Data records
'''

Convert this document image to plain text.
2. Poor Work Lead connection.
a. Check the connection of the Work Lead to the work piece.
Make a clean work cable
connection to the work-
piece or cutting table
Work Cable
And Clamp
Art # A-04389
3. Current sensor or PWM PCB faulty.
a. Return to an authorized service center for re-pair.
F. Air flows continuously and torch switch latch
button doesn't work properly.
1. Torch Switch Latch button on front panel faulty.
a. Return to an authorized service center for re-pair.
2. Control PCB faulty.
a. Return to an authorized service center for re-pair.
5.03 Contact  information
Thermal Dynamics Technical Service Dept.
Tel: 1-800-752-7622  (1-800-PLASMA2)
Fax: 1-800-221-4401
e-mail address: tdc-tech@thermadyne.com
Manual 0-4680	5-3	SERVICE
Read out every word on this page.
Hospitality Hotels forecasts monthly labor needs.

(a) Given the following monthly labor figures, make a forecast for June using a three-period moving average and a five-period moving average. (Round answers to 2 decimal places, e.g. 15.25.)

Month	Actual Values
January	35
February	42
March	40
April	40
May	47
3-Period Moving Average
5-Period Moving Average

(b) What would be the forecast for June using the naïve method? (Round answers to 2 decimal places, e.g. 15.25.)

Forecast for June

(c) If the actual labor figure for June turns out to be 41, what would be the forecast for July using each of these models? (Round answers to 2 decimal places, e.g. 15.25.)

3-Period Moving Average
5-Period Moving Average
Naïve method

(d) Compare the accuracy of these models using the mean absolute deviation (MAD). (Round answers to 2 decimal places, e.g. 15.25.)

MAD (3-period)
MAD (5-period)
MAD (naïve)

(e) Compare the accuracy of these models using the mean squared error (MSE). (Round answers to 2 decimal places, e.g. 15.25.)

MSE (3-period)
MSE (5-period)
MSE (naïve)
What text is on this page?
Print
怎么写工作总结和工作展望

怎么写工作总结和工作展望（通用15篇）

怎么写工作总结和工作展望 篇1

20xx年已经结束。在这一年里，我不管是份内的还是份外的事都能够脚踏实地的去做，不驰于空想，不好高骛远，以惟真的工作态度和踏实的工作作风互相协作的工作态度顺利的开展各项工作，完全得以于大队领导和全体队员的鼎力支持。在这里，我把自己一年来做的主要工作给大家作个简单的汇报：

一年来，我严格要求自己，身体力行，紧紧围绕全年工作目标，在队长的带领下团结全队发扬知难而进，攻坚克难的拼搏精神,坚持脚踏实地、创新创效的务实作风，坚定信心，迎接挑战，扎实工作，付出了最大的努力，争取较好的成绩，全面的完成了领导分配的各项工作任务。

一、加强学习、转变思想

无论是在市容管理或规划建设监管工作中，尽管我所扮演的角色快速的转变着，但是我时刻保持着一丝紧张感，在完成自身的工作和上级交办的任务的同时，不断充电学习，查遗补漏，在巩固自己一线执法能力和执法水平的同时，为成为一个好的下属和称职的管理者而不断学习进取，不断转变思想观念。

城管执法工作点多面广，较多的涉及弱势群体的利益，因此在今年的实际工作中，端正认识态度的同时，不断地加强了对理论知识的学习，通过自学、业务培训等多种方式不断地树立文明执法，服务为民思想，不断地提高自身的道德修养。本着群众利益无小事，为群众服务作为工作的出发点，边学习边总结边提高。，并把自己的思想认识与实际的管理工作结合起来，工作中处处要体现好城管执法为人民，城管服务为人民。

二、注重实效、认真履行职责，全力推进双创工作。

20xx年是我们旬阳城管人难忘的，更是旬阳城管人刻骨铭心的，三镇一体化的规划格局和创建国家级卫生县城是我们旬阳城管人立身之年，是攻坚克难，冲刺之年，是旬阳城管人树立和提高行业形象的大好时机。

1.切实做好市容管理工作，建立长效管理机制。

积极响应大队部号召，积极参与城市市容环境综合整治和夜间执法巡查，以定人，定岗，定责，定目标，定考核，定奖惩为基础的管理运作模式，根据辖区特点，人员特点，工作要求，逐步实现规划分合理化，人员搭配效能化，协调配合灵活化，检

'''

**THE TASK**
From the listing above, pick out each line where the word "Compare" appears.

**WRITTEN SOLUTION**
(d) Compare the accuracy of these models using the mean absolute deviation (MAD). (Round answers to 2 decimal places, e.g. 15.25.)
(e) Compare the accuracy of these models using the mean squared error (MSE). (Round answers to 2 decimal places, e.g. 15.25.)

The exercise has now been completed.